◆ The problem
Will you give every entry again exactly as it stands?

◆ Exercise input
--------------------------------
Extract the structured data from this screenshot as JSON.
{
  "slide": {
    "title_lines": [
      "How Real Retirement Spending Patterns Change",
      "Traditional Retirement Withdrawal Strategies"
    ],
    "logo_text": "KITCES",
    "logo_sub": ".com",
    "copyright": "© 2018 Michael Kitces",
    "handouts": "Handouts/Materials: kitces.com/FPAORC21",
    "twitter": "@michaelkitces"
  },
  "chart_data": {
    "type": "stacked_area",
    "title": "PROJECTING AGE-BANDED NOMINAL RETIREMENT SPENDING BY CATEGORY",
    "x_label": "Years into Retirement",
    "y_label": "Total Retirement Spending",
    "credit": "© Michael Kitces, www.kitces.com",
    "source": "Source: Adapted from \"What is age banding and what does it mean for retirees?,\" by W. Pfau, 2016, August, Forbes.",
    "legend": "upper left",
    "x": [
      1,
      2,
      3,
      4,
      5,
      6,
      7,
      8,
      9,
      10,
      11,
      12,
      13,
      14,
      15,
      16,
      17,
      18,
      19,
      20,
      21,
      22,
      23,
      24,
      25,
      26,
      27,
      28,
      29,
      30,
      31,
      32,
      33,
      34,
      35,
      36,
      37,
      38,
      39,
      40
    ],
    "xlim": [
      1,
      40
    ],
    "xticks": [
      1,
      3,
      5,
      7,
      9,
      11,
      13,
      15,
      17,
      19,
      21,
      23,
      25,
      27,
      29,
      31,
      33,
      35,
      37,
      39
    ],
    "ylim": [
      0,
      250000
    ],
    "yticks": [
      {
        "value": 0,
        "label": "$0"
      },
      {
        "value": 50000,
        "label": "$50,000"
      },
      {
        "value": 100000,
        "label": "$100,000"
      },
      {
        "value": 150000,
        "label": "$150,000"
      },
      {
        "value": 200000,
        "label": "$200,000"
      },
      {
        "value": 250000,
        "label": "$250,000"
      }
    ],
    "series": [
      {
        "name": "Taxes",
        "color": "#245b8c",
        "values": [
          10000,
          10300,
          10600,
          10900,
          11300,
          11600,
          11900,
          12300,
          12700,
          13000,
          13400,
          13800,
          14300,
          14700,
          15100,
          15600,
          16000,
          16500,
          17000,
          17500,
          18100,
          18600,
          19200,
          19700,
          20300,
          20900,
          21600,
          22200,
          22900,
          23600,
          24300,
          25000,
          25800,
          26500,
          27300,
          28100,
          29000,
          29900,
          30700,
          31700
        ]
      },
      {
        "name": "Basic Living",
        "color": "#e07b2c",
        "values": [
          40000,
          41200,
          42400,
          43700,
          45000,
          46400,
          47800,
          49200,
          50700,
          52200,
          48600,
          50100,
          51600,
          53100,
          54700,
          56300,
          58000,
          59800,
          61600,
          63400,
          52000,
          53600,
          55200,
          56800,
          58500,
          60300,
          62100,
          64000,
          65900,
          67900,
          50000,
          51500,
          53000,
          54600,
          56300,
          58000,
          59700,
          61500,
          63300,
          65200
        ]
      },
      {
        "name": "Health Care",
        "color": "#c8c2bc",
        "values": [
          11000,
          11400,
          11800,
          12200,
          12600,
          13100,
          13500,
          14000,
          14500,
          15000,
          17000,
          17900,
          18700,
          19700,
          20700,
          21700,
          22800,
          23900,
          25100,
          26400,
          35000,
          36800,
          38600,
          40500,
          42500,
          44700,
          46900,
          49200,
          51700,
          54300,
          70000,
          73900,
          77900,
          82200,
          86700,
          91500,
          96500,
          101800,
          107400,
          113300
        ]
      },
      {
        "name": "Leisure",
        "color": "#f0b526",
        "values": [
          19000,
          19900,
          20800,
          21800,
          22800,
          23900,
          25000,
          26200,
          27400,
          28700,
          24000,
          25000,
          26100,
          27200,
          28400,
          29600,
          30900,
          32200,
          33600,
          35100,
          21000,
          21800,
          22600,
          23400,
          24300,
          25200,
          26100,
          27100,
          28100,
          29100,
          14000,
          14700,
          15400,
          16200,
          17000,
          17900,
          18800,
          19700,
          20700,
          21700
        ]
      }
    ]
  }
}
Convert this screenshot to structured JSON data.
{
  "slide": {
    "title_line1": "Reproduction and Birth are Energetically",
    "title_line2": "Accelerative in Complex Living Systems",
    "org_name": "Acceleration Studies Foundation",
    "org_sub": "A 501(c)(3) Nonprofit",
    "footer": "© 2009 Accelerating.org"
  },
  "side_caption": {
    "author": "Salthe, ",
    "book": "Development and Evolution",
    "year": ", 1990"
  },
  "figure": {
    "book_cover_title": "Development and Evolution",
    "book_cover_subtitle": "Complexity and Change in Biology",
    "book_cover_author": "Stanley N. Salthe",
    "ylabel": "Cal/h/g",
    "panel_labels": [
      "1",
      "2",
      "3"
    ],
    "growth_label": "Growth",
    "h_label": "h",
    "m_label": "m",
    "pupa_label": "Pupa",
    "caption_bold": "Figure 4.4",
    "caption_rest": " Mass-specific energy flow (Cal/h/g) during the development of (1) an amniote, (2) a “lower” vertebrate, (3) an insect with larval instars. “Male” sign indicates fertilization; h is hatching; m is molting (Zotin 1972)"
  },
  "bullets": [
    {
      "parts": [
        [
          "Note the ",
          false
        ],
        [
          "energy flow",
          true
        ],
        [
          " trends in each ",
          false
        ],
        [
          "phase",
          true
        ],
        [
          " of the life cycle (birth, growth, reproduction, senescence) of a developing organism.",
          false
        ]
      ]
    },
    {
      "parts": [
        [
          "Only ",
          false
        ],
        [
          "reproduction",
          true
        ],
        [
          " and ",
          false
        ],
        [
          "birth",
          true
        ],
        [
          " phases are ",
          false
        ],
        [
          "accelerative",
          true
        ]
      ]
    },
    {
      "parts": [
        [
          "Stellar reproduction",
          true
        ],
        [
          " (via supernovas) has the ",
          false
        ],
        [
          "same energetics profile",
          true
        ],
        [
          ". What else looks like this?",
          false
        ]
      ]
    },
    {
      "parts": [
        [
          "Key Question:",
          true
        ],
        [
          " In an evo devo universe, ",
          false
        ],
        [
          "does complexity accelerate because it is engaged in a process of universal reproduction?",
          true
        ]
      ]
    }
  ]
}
--------------------------------
◆ Output of the exercise
Extract the structured data from this screenshot as JSON.
{
  "slide": {
    "title_lines": [
      "How Real Retirement Spending Patterns Change",
      "Traditional Retirement Withdrawal Strategies"
    ],
    "logo_text": "KITCES",
    "logo_sub": ".com",
    "copyright": "© 2018 Michael Kitces",
    "handouts": "Handouts/Materials: kitces.com/FPAORC21",
    "twitter": "@michaelkitces"
  },
  "chart_data": {
    "type": "stacked_area",
    "title": "PROJECTING AGE-BANDED NOMINAL RETIREMENT SPENDING BY CATEGORY",
    "x_label": "Years into Retirement",
    "y_label": "Total Retirement Spending",
    "credit": "© Michael Kitces, www.kitces.com",
    "source": "Source: Adapted from \"What is age banding and what does it mean for retirees?,\" by W. Pfau, 2016, August, Forbes.",
    "legend": "upper left",
    "x": [
      1,
      2,
      3,
      4,
      5,
      6,
      7,
      8,
      9,
      10,
      11,
      12,
      13,
      14,
      15,
      16,
      17,
      18,
      19,
      20,
      21,
      22,
      23,
      24,
      25,
      26,
      27,
      28,
      29,
      30,
      31,
      32,
      33,
      34,
      35,
      36,
      37,
      38,
      39,
      40
    ],
    "xlim": [
      1,
      40
    ],
    "xticks": [
      1,
      3,
      5,
      7,
      9,
      11,
      13,
      15,
      17,
      19,
      21,
      23,
      25,
      27,
      29,
      31,
      33,
      35,
      37,
      39
    ],
    "ylim": [
      0,
      250000
    ],
    "yticks": [
      {
        "value": 0,
        "label": "$0"
      },
      {
        "value": 50000,
        "label": "$50,000"
      },
      {
        "value": 100000,
        "label": "$100,000"
      },
      {
        "value": 150000,
        "label": "$150,000"
      },
      {
        "value": 200000,
        "label": "$200,000"
      },
      {
        "value": 250000,
        "label": "$250,000"
      }
    ],
    "series": [
      {
        "name": "Taxes",
        "color": "#245b8c",
        "values": [
          10000,
          10300,
          10600,
          10900,
          11300,
          11600,
          11900,
          12300,
          12700,
          13000,
          13400,
          13800,
          14300,
          14700,
          15100,
          15600,
          16000,
          16500,
          17000,
          17500,
          18100,
          18600,
          19200,
          19700,
          20300,
          20900,
          21600,
          22200,
          22900,
          23600,
          24300,
          25000,
          25800,
          26500,
          27300,
          28100,
          29000,
          29900,
          30700,
          31700
        ]
      },
      {
        "name": "Basic Living",
        "color": "#e07b2c",
        "values": [
          40000,
          41200,
          42400,
          43700,
          45000,
          46400,
          47800,
          49200,
          50700,
          52200,
          48600,
          50100,
          51600,
          53100,
          54700,
          56300,
          58000,
          59800,
          61600,
          63400,
          52000,
          53600,
          55200,
          56800,
          58500,
          60300,
          62100,
          64000,
          65900,
          67900,
          50000,
          51500,
          53000,
          54600,
          56300,
          58000,
          59700,
          61500,
          63300,
          65200
        ]
      },
      {
        "name": "Health Care",
        "color": "#c8c2bc",
        "values": [
          11000,
          11400,
          11800,
          12200,
          12600,
          13100,
          13500,
          14000,
          14500,
          15000,
          17000,
          17900,
          18700,
          19700,
          20700,
          21700,
          22800,
          23900,
          25100,
          26400,
          35000,
          36800,
          38600,
          40500,
          42500,
          44700,
          46900,
          49200,
          51700,
          54300,
          70000,
          73900,
          77900,
          82200,
          86700,
          91500,
          96500,
          101800,
          107400,
          113300
        ]
      },
      {
        "name": "Leisure",
        "color": "#f0b526",
        "values": [
          19000,
          19900,
          20800,
          21800,
          22800,
          23900,
          25000,
          26200,
          27400,
          28700,
          24000,
          25000,
          26100,
          27200,
          28400,
          29600,
          30900,
          32200,
          33600,
          35100,
          21000,
          21800,
          22600,
          23400,
          24300,
          25200,
          26100,
          27100,
          28100,
          29100,
          14000,
          14700,
          15400,
          16200,
          17000,
          17900,
          18800,
          19700,
          20700,
          21700
        ]
      }
    ]
  }
}
Convert this screenshot to structured JSON data.
{
  "slide": {
    "title_line1": "Reproduction and Birth are Energetically",
    "title_line2": "Accelerative in Complex Living Systems",
    "org_name": "Acceleration Studies Foundation",
    "org_sub": "A 501(c)(3) Nonprofit",
    "footer": "© 2009 Accelerating.org"
  },
  "side_caption": {
    "author": "Salthe, ",
    "book": "Development and Evolution",
    "year": ", 1990"
  },
  "figure": {
    "book_cover_title": "Development and Evolution",
    "book_cover_subtitle": "Complexity and Change in Biology",
    "book_cover_author": "Stanley N. Salthe",
    "ylabel": "Cal/h/g",
    "panel_labels": [
      "1",
      "2",
      "3"
    ],
    "growth_label": "Growth",
    "h_label": "h",
    "m_label": "m",
    "pupa_label": "Pupa",
    "caption_bold": "Figure 4.4",
    "caption_rest": " Mass-specific energy flow (Cal/h/g) during the development of (1) an amniote, (2) a “lower” vertebrate, (3) an insect with larval instars. “Male” sign indicates fertilization; h is hatching; m is molting (Zotin 1972)"
  },
  "bullets": [
    {
      "parts": [
        [
          "Note the ",
          false
        ],
        [
          "energy flow",
          true
        ],
        [
          " trends in each ",
          false
        ],
        [
          "phase",
          true
        ],
        [
          " of the life cycle (birth, growth, reproduction, senescence) of a developing organism.",
          false
        ]
      ]
    },
    {
      "parts": [
        [
          "Only ",
          false
        ],
        [
          "reproduction",
          true
        ],
        [
          " and ",
          false
        ],
        [
          "birth",
          true
        ],
        [
          " phases are ",
          false
        ],
        [
          "accelerative",
          true
        ]
      ]
    },
    {
      "parts": [
        [
          "Stellar reproduction",
          true
        ],
        [
          " (via supernovas) has the ",
          false
        ],
        [
          "same energetics profile",
          true
        ],
        [
          ". What else looks like this?",
          false
        ]
      ]
    },
    {
      "parts": [
        [
          "Key Question:",
          true
        ],
        [
          " In an evo devo universe, ",
          false
        ],
        [
          "does complexity accelerate because it is engaged in a process of universal reproduction?",
          true
        ]
      ]
    }
  ]
}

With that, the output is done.